━━ AVAILABLE RECORDS

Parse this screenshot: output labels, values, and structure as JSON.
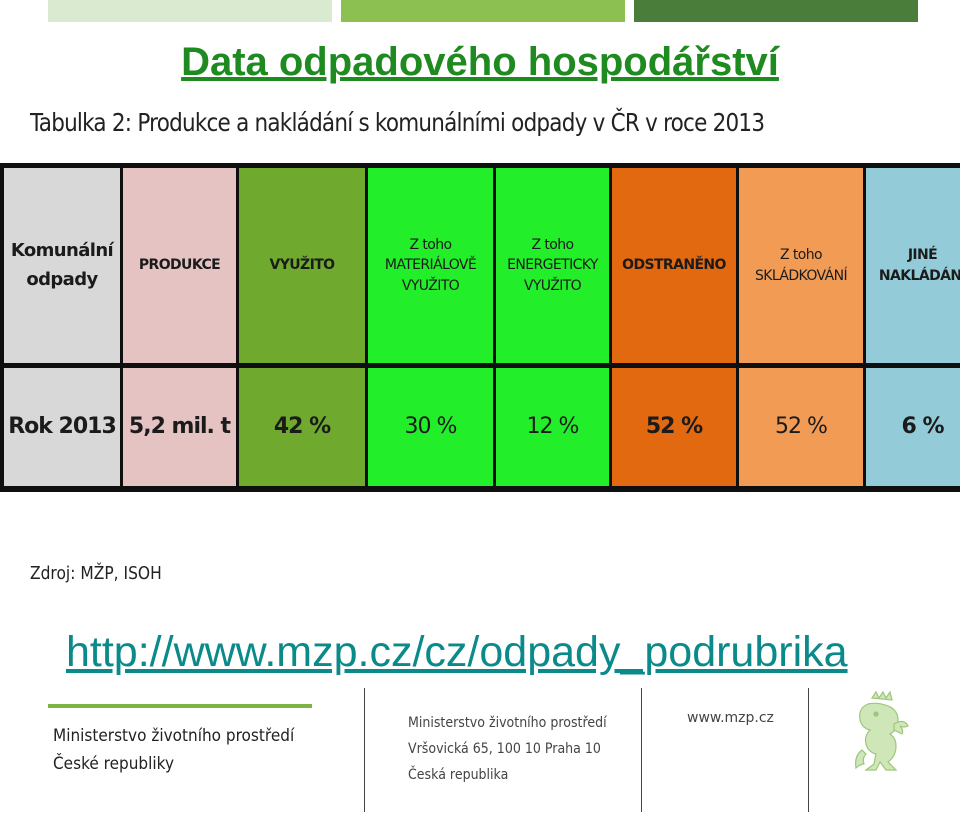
{
  "title": "Data odpadového hospodářství",
  "table_caption": "Tabulka 2: Produkce a nakládání s komunálními odpady v ČR v roce 2013",
  "table": {
    "columns": [
      {
        "header": "Komunální\nodpady",
        "value": "Rok 2013",
        "color": "#d8d8d8"
      },
      {
        "header": "PRODUKCE",
        "value": "5,2 mil. t",
        "color": "#e6c3c3"
      },
      {
        "header": "VYUŽITO",
        "value": "42 %",
        "color": "#6faa2e"
      },
      {
        "header": "Z toho\nMATERIÁLOVĚ\nVYUŽITO",
        "value": "30 %",
        "color": "#22ee2a"
      },
      {
        "header": "Z toho\nENERGETICKY\nVYUŽITO",
        "value": "12 %",
        "color": "#22ee2a"
      },
      {
        "header": "ODSTRANĚNO",
        "value": "52 %",
        "color": "#e2690f"
      },
      {
        "header": "Z toho\nSKLÁDKOVÁNÍ",
        "value": "52 %",
        "color": "#f29b55"
      },
      {
        "header": "JINÉ\nNAKLÁDÁNÍ",
        "value": "6 %",
        "color": "#93cbd8"
      }
    ]
  },
  "source": "Zdroj: MŽP, ISOH",
  "link": "http://www.mzp.cz/cz/odpady_podrubrika",
  "footer": {
    "org_line1": "Ministerstvo životního prostředí",
    "org_line2": "České republiky",
    "addr_line1": "Ministerstvo životního prostředí",
    "addr_line2": "Vršovická 65, 100 10  Praha 10",
    "addr_line3": "Česká republika",
    "web": "www.mzp.cz",
    "logo_icon": "czech-lion-icon"
  },
  "colors": {
    "title": "#1f8a1f",
    "link": "#0a8a8a",
    "accent_bars": [
      "#d9ead0",
      "#8cc152",
      "#4a7c3a"
    ]
  }
}
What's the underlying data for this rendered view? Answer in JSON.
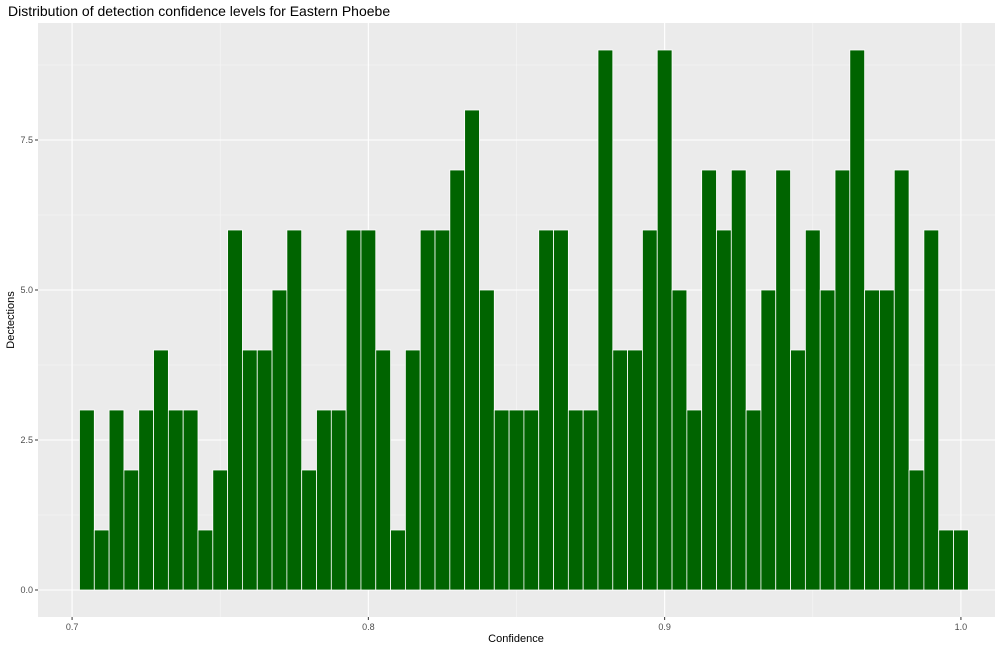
{
  "chart_data": {
    "type": "bar",
    "title": "Distribution of detection confidence levels for Eastern Phoebe",
    "xlabel": "Confidence",
    "ylabel": "Dectections",
    "xlim": [
      0.6885,
      1.0115
    ],
    "ylim": [
      -0.45,
      9.45
    ],
    "x_ticks": [
      0.7,
      0.8,
      0.9,
      1.0
    ],
    "x_tick_labels": [
      "0.7",
      "0.8",
      "0.9",
      "1.0"
    ],
    "y_ticks": [
      0,
      2.5,
      5,
      7.5
    ],
    "y_tick_labels": [
      "0.0",
      "2.5",
      "5.0",
      "7.5"
    ],
    "bin_width": 0.005,
    "bin_centers": [
      0.705,
      0.71,
      0.715,
      0.72,
      0.725,
      0.73,
      0.735,
      0.74,
      0.745,
      0.75,
      0.755,
      0.76,
      0.765,
      0.77,
      0.775,
      0.78,
      0.785,
      0.79,
      0.795,
      0.8,
      0.805,
      0.81,
      0.815,
      0.82,
      0.825,
      0.83,
      0.835,
      0.84,
      0.845,
      0.85,
      0.855,
      0.86,
      0.865,
      0.87,
      0.875,
      0.88,
      0.885,
      0.89,
      0.895,
      0.9,
      0.905,
      0.91,
      0.915,
      0.92,
      0.925,
      0.93,
      0.935,
      0.94,
      0.945,
      0.95,
      0.955,
      0.96,
      0.965,
      0.97,
      0.975,
      0.98,
      0.985,
      0.99,
      0.995,
      1.0
    ],
    "values": [
      3,
      1,
      3,
      2,
      3,
      4,
      3,
      3,
      1,
      2,
      6,
      4,
      4,
      5,
      6,
      2,
      3,
      3,
      6,
      6,
      4,
      1,
      4,
      6,
      6,
      7,
      8,
      5,
      3,
      3,
      3,
      6,
      6,
      3,
      3,
      9,
      4,
      4,
      6,
      9,
      5,
      3,
      7,
      6,
      7,
      3,
      5,
      7,
      4,
      6,
      5,
      7,
      9,
      5,
      5,
      7,
      2,
      6,
      1,
      1
    ],
    "bar_color": "#006400",
    "bar_outline": "#ffffff",
    "panel_background": "#ebebeb",
    "grid_major_color": "#ffffff",
    "grid": true,
    "legend": "none"
  }
}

━━━━

= WRITTEN TASK =
Write the lines above out again exactly, without any of their pictures.

= RESPONSE =
Parse this screenshot: output labels, values, and structure as JSON.
{
  "title": "Data odpadového hospodářství",
  "table_caption": "Tabulka 2: Produkce a nakládání s komunálními odpady v ČR v roce 2013",
  "table": {
    "columns": [
      {
        "header": "Komunální\nodpady",
        "value": "Rok 2013",
        "color": "#d8d8d8"
      },
      {
        "header": "PRODUKCE",
        "value": "5,2 mil. t",
        "color": "#e6c3c3"
      },
      {
        "header": "VYUŽITO",
        "value": "42 %",
        "color": "#6faa2e"
      },
      {
        "header": "Z toho\nMATERIÁLOVĚ\nVYUŽITO",
        "value": "30 %",
        "color": "#22ee2a"
      },
      {
        "header": "Z toho\nENERGETICKY\nVYUŽITO",
        "value": "12 %",
        "color": "#22ee2a"
      },
      {
        "header": "ODSTRANĚNO",
        "value": "52 %",
        "color": "#e2690f"
      },
      {
        "header": "Z toho\nSKLÁDKOVÁNÍ",
        "value": "52 %",
        "color": "#f29b55"
      },
      {
        "header": "JINÉ\nNAKLÁDÁNÍ",
        "value": "6 %",
        "color": "#93cbd8"
      }
    ]
  },
  "source": "Zdroj: MŽP, ISOH",
  "link": "http://www.mzp.cz/cz/odpady_podrubrika",
  "footer": {
    "org_line1": "Ministerstvo životního prostředí",
    "org_line2": "České republiky",
    "addr_line1": "Ministerstvo životního prostředí",
    "addr_line2": "Vršovická 65, 100 10  Praha 10",
    "addr_line3": "Česká republika",
    "web": "www.mzp.cz",
    "logo_icon": "czech-lion-icon"
  },
  "colors": {
    "title": "#1f8a1f",
    "link": "#0a8a8a",
    "accent_bars": [
      "#d9ead0",
      "#8cc152",
      "#4a7c3a"
    ]
  }
}
What's the underlying data for this rendered view? Answer in JSON.
{
  "chart_data": {
    "type": "bar",
    "title": "Distribution of detection confidence levels for Eastern Phoebe",
    "xlabel": "Confidence",
    "ylabel": "Dectections",
    "xlim": [
      0.6885,
      1.0115
    ],
    "ylim": [
      -0.45,
      9.45
    ],
    "x_ticks": [
      0.7,
      0.8,
      0.9,
      1.0
    ],
    "x_tick_labels": [
      "0.7",
      "0.8",
      "0.9",
      "1.0"
    ],
    "y_ticks": [
      0,
      2.5,
      5,
      7.5
    ],
    "y_tick_labels": [
      "0.0",
      "2.5",
      "5.0",
      "7.5"
    ],
    "bin_width": 0.005,
    "bin_centers": [
      0.705,
      0.71,
      0.715,
      0.72,
      0.725,
      0.73,
      0.735,
      0.74,
      0.745,
      0.75,
      0.755,
      0.76,
      0.765,
      0.77,
      0.775,
      0.78,
      0.785,
      0.79,
      0.795,
      0.8,
      0.805,
      0.81,
      0.815,
      0.82,
      0.825,
      0.83,
      0.835,
      0.84,
      0.845,
      0.85,
      0.855,
      0.86,
      0.865,
      0.87,
      0.875,
      0.88,
      0.885,
      0.89,
      0.895,
      0.9,
      0.905,
      0.91,
      0.915,
      0.92,
      0.925,
      0.93,
      0.935,
      0.94,
      0.945,
      0.95,
      0.955,
      0.96,
      0.965,
      0.97,
      0.975,
      0.98,
      0.985,
      0.99,
      0.995,
      1.0
    ],
    "values": [
      3,
      1,
      3,
      2,
      3,
      4,
      3,
      3,
      1,
      2,
      6,
      4,
      4,
      5,
      6,
      2,
      3,
      3,
      6,
      6,
      4,
      1,
      4,
      6,
      6,
      7,
      8,
      5,
      3,
      3,
      3,
      6,
      6,
      3,
      3,
      9,
      4,
      4,
      6,
      9,
      5,
      3,
      7,
      6,
      7,
      3,
      5,
      7,
      4,
      6,
      5,
      7,
      9,
      5,
      5,
      7,
      2,
      6,
      1,
      1
    ],
    "bar_color": "#006400",
    "bar_outline": "#ffffff",
    "panel_background": "#ebebeb",
    "grid_major_color": "#ffffff",
    "grid": true,
    "legend": "none"
  }
}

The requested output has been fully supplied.